-- START Raw data --
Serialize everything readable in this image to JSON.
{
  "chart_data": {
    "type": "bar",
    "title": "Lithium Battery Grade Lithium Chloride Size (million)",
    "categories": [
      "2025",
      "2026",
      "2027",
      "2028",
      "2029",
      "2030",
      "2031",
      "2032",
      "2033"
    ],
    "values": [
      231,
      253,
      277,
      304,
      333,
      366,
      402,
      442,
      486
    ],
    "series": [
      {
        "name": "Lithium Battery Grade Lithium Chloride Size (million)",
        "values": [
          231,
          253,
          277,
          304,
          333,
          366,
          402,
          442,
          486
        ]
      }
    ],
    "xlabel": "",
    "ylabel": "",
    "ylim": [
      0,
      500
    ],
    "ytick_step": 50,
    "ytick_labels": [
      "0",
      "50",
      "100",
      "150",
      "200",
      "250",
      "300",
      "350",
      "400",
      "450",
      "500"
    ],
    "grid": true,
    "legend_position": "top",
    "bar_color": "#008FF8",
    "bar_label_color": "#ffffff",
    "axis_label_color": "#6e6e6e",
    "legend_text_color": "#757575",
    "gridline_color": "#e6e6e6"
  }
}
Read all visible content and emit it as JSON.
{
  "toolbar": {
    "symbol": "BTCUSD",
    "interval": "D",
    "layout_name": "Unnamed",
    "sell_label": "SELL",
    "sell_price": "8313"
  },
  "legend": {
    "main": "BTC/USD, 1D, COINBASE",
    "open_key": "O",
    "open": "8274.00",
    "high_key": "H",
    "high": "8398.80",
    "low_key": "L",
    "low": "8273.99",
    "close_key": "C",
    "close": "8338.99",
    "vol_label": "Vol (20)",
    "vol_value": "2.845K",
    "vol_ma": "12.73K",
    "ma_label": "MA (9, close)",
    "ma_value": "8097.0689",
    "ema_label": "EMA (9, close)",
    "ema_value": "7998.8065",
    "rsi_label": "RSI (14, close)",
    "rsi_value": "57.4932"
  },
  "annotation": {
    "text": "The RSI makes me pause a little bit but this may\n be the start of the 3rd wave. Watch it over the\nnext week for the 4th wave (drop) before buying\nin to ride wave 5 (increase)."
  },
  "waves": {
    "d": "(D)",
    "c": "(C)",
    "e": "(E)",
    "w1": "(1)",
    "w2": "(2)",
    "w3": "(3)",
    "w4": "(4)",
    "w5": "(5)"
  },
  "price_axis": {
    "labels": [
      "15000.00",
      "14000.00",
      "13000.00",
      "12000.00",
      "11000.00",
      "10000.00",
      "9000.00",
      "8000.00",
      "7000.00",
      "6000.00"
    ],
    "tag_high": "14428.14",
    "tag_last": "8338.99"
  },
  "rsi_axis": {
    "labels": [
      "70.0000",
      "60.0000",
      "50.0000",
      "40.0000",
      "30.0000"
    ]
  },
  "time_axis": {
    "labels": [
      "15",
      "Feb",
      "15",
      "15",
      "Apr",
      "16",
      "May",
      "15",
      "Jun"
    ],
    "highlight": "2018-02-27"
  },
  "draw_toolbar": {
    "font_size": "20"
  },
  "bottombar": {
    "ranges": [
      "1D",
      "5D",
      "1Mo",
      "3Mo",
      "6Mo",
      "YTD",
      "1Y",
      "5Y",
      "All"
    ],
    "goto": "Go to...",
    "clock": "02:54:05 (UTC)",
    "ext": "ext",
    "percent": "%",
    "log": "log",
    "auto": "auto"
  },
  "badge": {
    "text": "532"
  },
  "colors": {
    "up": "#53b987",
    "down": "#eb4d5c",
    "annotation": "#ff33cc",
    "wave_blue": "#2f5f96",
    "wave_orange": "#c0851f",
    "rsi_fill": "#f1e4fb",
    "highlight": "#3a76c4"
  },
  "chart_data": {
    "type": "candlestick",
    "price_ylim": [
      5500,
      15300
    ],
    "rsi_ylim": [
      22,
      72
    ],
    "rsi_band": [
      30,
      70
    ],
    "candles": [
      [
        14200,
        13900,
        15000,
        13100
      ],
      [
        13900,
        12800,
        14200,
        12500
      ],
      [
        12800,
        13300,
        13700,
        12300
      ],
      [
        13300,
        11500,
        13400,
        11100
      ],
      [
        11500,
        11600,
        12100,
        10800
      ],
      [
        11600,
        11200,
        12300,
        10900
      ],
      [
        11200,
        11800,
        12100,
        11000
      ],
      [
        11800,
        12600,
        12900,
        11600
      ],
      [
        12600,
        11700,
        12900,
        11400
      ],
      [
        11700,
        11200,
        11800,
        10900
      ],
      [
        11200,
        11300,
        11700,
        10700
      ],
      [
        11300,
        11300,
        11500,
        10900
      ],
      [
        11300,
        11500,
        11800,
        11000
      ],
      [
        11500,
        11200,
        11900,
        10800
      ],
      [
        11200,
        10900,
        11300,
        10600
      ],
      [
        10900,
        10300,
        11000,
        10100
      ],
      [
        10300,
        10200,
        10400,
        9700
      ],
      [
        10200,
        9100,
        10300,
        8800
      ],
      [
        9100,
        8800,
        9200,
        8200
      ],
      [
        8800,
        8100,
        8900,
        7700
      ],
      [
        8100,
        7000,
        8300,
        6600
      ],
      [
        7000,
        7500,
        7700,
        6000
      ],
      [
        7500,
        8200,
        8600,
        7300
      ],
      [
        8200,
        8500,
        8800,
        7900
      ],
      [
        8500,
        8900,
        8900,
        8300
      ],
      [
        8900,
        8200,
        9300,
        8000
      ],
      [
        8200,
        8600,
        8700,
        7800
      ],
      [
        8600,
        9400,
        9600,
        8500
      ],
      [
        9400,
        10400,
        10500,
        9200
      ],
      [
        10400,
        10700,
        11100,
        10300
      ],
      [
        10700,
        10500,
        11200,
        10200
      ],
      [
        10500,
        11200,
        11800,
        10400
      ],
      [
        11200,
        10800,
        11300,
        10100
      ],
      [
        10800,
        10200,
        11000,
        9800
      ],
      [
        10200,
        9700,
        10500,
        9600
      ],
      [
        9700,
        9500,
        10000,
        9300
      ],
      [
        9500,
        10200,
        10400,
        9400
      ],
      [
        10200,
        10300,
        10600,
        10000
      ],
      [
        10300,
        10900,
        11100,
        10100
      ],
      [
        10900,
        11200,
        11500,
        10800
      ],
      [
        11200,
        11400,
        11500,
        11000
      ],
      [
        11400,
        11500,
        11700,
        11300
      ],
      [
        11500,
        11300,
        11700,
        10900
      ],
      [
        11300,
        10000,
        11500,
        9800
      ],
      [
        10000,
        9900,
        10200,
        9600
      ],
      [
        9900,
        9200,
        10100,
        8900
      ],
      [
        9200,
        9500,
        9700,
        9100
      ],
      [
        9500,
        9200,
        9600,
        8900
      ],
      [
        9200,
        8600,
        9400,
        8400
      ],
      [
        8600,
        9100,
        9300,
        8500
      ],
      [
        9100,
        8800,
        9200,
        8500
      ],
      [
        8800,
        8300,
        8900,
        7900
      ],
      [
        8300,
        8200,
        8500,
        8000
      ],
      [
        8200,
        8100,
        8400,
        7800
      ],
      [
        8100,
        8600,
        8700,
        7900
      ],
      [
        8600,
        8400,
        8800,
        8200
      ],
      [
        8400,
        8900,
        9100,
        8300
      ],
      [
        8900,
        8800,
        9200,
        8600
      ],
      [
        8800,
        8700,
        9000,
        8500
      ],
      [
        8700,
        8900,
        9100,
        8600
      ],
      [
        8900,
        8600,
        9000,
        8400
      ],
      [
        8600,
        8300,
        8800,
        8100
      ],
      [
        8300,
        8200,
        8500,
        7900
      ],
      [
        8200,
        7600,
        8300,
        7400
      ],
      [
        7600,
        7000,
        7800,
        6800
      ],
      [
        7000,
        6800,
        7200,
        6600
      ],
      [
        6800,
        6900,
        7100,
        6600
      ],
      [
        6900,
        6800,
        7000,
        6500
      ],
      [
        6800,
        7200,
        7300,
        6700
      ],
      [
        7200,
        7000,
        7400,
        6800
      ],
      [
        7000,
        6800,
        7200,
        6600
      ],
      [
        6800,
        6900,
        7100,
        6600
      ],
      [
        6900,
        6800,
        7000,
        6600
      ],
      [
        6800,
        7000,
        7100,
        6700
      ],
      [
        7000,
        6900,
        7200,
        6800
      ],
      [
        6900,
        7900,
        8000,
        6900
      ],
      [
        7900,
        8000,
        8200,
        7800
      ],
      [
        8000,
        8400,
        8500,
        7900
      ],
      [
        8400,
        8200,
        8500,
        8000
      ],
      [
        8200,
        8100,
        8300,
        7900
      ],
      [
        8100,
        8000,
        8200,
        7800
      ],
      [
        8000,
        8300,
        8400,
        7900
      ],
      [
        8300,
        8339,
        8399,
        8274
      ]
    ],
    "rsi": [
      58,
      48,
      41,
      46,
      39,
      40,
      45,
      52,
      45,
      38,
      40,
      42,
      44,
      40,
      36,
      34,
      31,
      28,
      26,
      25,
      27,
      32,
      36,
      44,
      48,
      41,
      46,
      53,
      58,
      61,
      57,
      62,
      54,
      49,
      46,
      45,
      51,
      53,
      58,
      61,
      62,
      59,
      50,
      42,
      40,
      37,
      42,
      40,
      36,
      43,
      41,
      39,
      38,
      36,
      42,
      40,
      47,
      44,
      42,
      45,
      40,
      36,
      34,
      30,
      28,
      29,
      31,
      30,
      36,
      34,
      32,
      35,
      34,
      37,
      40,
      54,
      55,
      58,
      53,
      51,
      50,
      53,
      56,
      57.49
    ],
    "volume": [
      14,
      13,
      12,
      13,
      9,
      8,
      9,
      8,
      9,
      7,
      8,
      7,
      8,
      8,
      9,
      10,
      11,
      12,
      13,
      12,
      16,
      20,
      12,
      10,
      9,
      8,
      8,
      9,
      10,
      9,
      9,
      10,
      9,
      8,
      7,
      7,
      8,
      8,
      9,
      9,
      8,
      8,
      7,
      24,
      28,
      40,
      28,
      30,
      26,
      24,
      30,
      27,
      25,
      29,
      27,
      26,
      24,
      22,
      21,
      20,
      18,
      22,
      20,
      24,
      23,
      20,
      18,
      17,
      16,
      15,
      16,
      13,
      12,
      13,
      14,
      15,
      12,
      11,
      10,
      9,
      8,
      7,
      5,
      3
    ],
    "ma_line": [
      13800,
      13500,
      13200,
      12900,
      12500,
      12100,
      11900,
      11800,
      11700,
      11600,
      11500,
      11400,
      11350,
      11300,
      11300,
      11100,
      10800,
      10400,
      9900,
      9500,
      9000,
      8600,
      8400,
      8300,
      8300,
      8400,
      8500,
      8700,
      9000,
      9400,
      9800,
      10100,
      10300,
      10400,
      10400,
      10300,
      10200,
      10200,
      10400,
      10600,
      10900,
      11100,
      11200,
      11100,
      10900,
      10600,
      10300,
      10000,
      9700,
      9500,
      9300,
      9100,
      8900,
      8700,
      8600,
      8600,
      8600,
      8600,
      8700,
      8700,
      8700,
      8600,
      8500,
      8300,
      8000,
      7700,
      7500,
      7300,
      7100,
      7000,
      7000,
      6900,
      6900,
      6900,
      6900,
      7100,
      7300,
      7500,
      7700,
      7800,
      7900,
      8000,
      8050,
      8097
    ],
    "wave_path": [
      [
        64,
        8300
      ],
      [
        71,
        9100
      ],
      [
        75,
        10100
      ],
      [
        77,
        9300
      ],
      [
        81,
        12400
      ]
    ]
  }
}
-- END Raw data --
**What the task requires**. The required answer is a single number: the count of lines in the entries that hold the string "Chloride".

**Exercise response**. 2